Instructions for the task >>
Filter the listing below, copying every line in which the word "forint" appears.

Record extracts >>

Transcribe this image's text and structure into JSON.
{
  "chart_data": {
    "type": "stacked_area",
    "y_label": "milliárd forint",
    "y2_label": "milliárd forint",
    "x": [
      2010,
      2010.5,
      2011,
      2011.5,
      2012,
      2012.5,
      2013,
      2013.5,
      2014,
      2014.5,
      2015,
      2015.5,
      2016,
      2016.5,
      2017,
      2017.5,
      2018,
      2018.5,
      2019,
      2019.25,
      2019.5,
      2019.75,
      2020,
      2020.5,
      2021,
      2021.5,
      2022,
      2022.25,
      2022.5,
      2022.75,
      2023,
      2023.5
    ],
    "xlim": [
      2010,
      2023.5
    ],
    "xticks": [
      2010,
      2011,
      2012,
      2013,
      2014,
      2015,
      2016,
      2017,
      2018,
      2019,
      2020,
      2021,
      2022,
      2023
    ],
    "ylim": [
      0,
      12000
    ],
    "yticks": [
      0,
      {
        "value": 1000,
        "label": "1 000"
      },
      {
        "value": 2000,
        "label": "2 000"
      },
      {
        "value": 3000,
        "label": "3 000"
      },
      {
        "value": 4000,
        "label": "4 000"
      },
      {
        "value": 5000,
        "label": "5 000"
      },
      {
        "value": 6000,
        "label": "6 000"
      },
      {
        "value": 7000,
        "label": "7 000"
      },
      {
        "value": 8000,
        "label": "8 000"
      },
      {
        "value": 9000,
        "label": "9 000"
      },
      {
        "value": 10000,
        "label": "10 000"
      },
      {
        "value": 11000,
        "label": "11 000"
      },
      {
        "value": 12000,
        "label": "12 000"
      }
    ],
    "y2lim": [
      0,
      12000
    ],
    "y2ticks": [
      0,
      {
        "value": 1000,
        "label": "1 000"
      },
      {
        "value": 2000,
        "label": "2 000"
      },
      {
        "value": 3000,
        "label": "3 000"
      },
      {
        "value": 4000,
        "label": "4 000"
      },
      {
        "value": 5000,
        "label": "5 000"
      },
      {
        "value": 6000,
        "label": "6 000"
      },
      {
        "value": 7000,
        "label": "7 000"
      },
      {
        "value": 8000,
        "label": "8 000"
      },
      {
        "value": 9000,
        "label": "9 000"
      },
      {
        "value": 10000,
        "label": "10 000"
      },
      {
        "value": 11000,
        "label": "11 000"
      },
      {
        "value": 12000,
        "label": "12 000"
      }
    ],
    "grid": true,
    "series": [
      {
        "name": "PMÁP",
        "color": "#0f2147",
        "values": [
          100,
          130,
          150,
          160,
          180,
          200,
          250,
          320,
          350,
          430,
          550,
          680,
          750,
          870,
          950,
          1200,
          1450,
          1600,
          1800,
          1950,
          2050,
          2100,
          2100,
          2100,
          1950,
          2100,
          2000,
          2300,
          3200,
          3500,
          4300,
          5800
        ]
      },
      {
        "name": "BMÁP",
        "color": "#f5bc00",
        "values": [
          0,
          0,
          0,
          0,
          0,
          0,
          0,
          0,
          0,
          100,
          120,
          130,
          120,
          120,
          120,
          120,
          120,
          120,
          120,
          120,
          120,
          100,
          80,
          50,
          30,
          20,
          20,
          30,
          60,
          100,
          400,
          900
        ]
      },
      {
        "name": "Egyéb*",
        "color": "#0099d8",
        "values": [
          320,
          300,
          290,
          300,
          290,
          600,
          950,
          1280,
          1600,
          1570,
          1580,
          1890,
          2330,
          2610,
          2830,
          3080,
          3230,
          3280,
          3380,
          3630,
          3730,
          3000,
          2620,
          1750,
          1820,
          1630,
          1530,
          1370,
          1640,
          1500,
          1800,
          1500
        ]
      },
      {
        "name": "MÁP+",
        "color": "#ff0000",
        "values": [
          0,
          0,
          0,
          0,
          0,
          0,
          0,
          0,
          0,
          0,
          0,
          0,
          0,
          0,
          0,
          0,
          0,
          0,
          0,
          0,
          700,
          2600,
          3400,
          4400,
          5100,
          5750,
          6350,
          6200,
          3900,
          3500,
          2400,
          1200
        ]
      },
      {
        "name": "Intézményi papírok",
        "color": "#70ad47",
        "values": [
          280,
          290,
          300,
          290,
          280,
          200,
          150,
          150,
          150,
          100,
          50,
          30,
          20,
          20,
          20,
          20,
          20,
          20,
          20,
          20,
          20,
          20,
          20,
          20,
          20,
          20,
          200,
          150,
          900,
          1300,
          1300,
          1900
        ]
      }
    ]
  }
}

Result for this task >>
    "y_label": "milliárd forint",
    "y2_label": "milliárd forint",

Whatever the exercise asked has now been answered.